(A run of records)
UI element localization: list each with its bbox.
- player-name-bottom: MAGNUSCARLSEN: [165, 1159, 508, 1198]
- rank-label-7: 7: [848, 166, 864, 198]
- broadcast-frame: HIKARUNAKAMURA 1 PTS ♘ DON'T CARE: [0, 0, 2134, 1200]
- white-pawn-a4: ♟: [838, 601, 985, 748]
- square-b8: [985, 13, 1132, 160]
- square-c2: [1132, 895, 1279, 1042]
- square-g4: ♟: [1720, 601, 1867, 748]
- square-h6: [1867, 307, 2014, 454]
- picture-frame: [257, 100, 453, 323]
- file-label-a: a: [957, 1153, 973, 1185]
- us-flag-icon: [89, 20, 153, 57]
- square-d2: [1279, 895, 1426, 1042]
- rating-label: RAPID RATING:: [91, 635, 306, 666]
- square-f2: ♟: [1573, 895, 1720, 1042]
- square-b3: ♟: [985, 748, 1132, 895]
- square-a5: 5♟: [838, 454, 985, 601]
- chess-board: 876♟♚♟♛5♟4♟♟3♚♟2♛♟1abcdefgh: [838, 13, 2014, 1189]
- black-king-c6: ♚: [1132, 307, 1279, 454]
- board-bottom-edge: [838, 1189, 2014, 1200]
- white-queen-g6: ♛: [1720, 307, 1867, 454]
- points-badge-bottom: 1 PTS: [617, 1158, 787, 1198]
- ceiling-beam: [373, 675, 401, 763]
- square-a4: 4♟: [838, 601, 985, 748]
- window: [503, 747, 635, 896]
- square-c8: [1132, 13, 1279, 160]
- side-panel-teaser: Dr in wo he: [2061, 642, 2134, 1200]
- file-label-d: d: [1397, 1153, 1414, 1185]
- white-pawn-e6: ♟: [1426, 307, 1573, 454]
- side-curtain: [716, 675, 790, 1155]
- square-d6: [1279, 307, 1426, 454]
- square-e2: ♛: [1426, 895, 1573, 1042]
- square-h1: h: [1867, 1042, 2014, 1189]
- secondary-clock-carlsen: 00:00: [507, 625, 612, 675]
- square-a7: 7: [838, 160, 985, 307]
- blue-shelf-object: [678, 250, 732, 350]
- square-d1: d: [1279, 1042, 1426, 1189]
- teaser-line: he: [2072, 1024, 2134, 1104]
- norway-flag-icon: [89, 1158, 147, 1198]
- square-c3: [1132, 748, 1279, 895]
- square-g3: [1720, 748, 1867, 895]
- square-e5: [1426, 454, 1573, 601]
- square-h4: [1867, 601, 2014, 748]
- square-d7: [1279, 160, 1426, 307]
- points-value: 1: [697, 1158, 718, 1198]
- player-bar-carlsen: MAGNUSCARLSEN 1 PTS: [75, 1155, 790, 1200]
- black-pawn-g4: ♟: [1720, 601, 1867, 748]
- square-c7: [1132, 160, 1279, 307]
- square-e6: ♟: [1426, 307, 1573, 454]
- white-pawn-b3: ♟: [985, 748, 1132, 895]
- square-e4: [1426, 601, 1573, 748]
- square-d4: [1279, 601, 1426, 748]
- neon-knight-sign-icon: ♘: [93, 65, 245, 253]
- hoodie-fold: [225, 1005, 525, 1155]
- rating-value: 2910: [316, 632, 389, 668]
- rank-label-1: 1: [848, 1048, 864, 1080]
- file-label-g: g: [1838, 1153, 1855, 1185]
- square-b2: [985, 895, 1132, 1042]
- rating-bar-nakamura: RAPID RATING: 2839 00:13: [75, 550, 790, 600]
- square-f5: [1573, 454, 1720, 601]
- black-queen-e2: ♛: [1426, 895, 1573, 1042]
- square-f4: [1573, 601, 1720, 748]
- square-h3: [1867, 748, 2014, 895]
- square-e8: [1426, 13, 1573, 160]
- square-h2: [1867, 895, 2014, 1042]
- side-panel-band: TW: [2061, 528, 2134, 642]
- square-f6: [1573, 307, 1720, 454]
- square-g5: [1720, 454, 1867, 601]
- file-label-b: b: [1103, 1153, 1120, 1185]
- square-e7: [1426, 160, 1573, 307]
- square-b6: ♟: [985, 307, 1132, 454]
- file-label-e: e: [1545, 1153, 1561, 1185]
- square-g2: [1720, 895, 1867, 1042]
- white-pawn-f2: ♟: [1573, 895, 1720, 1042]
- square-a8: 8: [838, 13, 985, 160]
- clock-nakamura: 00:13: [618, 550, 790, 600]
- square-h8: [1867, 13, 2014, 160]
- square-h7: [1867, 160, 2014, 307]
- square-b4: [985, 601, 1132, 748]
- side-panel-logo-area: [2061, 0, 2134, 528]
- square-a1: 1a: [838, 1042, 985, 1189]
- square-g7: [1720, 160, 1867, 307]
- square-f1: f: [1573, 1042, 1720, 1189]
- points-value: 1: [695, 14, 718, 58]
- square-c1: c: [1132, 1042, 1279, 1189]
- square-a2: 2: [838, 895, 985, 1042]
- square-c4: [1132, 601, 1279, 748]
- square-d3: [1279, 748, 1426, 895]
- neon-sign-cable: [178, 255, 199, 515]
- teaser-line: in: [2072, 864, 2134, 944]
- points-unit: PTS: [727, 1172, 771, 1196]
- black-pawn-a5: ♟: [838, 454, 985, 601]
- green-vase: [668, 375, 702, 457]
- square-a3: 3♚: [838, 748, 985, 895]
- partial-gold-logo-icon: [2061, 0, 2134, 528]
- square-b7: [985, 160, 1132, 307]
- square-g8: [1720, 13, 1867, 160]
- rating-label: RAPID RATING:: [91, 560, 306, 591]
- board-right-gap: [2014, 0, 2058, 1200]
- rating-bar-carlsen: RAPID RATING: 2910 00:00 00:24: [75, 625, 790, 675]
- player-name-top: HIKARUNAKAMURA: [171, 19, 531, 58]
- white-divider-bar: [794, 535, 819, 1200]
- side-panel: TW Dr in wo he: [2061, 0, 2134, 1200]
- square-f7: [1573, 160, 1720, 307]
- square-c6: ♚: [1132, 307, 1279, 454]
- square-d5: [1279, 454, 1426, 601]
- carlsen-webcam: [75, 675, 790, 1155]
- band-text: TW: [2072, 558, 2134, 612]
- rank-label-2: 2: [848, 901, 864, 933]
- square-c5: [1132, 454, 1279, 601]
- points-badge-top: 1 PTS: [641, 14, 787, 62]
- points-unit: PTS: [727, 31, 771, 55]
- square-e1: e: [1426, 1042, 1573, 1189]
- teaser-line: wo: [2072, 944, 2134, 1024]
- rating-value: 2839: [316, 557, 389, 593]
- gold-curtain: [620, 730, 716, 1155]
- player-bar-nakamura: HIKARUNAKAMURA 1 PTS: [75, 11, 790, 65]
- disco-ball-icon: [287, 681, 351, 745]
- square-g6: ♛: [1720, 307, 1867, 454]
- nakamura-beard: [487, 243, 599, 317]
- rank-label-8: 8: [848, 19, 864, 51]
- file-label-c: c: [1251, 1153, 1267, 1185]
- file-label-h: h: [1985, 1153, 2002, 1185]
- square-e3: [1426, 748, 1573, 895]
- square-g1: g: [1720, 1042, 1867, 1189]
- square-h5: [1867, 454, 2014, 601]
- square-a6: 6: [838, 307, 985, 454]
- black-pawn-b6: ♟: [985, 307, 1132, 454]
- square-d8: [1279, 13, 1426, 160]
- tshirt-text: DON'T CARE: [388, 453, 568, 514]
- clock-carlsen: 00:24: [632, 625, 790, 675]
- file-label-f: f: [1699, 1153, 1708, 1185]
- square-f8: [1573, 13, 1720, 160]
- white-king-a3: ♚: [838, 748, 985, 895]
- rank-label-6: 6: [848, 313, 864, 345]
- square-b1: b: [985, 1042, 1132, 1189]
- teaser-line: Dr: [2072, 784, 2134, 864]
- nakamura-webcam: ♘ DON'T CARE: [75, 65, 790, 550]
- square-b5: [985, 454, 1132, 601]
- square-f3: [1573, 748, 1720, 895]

- TASK REQUIREMENTS
Copy the data verbatim from its first line through the line holding "- square-d2: [1279, 895, 1426, 1042]", both ends included.

- EXPECTED ANSWER
UI element localization: list each with its bbox.
- player-name-bottom: MAGNUSCARLSEN: [165, 1159, 508, 1198]
- rank-label-7: 7: [848, 166, 864, 198]
- broadcast-frame: HIKARUNAKAMURA 1 PTS ♘ DON'T CARE: [0, 0, 2134, 1200]
- white-pawn-a4: ♟: [838, 601, 985, 748]
- square-b8: [985, 13, 1132, 160]
- square-c2: [1132, 895, 1279, 1042]
- square-g4: ♟: [1720, 601, 1867, 748]
- square-h6: [1867, 307, 2014, 454]
- picture-frame: [257, 100, 453, 323]
- file-label-a: a: [957, 1153, 973, 1185]
- us-flag-icon: [89, 20, 153, 57]
- square-d2: [1279, 895, 1426, 1042]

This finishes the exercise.